_What needs to be done_. Take each line that has the word "Inclinação" and return it.

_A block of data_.
+++

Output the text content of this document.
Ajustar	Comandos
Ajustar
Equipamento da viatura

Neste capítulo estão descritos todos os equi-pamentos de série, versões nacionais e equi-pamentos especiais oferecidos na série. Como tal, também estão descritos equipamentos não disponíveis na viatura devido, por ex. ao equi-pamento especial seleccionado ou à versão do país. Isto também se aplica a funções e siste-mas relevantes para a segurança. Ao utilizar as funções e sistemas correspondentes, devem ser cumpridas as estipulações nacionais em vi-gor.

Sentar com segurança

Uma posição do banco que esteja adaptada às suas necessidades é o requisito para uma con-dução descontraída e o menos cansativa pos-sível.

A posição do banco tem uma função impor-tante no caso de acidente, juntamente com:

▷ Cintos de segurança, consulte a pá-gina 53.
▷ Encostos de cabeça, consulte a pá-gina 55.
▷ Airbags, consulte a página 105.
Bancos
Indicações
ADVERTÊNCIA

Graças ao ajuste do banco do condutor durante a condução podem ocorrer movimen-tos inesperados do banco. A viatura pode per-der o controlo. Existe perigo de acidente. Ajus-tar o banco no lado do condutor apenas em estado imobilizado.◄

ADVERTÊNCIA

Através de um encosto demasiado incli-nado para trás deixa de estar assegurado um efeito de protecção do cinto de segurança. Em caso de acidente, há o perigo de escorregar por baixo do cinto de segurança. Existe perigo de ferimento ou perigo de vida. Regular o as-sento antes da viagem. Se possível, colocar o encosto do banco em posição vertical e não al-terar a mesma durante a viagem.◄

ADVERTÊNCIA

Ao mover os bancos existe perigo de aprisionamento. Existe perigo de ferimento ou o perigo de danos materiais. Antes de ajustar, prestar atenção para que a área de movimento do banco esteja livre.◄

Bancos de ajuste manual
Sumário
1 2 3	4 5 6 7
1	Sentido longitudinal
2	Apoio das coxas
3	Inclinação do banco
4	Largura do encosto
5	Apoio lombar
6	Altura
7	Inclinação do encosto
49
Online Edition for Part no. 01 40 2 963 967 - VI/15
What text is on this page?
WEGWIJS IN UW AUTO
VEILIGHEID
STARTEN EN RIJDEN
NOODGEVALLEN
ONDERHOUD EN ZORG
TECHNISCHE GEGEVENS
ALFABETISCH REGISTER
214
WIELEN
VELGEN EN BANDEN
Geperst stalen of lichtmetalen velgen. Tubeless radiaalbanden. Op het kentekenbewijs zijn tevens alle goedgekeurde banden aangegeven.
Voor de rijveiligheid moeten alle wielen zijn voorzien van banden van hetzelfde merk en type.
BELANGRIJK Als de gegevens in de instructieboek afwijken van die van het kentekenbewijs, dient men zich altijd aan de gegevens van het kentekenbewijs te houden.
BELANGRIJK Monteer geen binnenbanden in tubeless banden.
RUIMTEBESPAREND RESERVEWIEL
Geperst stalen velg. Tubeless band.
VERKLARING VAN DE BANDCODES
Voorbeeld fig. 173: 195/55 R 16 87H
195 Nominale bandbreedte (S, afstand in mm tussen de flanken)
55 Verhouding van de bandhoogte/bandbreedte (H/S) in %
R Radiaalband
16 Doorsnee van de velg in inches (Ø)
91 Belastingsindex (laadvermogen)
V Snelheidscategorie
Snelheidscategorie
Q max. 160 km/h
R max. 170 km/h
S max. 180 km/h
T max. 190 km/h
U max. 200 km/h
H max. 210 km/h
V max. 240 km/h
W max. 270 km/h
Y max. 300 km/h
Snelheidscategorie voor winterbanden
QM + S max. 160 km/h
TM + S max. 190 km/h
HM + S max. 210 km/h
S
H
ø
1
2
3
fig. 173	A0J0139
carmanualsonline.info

+++

_Task result_.
3	Inclinação do banco
7	Inclinação do encosto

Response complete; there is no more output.